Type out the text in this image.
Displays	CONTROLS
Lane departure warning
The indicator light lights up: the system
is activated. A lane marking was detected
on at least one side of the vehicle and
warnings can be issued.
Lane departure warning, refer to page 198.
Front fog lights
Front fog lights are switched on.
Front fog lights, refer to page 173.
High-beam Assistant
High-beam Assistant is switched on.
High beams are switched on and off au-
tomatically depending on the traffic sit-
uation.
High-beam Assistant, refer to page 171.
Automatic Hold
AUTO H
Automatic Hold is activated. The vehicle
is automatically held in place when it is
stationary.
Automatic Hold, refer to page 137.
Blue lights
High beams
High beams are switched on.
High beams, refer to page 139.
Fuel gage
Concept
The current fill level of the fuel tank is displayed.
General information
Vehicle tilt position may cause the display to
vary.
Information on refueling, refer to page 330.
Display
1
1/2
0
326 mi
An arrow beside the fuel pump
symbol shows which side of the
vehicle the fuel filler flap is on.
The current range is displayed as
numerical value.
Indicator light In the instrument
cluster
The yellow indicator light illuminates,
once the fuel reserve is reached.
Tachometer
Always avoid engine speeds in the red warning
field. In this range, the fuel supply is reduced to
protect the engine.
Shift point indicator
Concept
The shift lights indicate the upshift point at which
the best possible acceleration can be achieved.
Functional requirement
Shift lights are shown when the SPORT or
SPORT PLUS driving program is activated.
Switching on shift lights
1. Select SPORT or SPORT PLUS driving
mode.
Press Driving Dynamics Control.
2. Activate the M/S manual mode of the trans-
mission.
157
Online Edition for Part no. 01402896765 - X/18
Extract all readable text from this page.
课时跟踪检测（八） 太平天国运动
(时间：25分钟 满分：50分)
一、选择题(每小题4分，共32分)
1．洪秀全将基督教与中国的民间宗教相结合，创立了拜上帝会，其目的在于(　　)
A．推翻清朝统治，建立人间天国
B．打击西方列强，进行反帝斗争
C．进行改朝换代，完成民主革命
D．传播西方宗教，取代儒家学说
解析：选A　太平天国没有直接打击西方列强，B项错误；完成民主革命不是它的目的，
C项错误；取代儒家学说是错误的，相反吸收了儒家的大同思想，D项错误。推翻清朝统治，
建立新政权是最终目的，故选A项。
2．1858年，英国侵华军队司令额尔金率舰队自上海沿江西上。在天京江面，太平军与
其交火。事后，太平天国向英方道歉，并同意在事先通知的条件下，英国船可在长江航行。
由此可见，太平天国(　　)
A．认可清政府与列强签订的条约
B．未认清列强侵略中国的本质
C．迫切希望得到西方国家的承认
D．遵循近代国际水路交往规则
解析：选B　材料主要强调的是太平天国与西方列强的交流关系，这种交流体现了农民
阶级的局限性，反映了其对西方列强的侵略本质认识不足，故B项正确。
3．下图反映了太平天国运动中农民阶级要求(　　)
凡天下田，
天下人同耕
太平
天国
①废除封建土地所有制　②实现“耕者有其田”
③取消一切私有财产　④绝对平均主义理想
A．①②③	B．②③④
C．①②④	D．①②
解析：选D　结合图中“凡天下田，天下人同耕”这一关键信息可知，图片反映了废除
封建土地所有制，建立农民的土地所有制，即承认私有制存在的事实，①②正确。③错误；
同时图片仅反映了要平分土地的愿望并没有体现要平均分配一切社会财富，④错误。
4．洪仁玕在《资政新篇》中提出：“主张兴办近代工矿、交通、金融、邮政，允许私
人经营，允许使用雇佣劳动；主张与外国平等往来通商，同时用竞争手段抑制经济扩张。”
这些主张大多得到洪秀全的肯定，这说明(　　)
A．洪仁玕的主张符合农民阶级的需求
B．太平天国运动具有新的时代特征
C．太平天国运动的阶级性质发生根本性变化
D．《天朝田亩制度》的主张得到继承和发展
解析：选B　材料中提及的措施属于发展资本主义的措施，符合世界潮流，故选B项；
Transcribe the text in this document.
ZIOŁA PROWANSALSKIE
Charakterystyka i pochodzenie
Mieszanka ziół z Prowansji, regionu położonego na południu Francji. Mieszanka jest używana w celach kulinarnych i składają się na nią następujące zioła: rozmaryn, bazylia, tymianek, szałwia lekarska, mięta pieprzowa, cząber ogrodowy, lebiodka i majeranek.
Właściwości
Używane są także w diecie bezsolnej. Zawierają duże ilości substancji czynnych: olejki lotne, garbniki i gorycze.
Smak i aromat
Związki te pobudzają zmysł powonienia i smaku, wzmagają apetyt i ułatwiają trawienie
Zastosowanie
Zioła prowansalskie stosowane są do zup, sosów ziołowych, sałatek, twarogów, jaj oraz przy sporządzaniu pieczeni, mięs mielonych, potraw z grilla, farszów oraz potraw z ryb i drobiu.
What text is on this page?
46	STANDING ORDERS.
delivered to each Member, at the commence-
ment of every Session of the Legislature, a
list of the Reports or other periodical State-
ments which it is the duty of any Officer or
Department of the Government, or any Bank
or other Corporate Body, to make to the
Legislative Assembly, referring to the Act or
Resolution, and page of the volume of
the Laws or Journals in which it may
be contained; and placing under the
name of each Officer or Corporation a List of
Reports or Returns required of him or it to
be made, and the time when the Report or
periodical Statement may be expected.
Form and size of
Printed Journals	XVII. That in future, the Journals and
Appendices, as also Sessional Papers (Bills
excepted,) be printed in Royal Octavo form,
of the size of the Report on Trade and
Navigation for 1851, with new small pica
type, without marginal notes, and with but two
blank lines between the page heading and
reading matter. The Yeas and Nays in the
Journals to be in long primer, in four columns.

----

(SHORT PROBLEM):
Identify the lines above that contain the word "beams", then copy them.

(RIGHT ANSWER):
High beams are switched on and off au-
High beams
High beams are switched on.
High beams, refer to page 139.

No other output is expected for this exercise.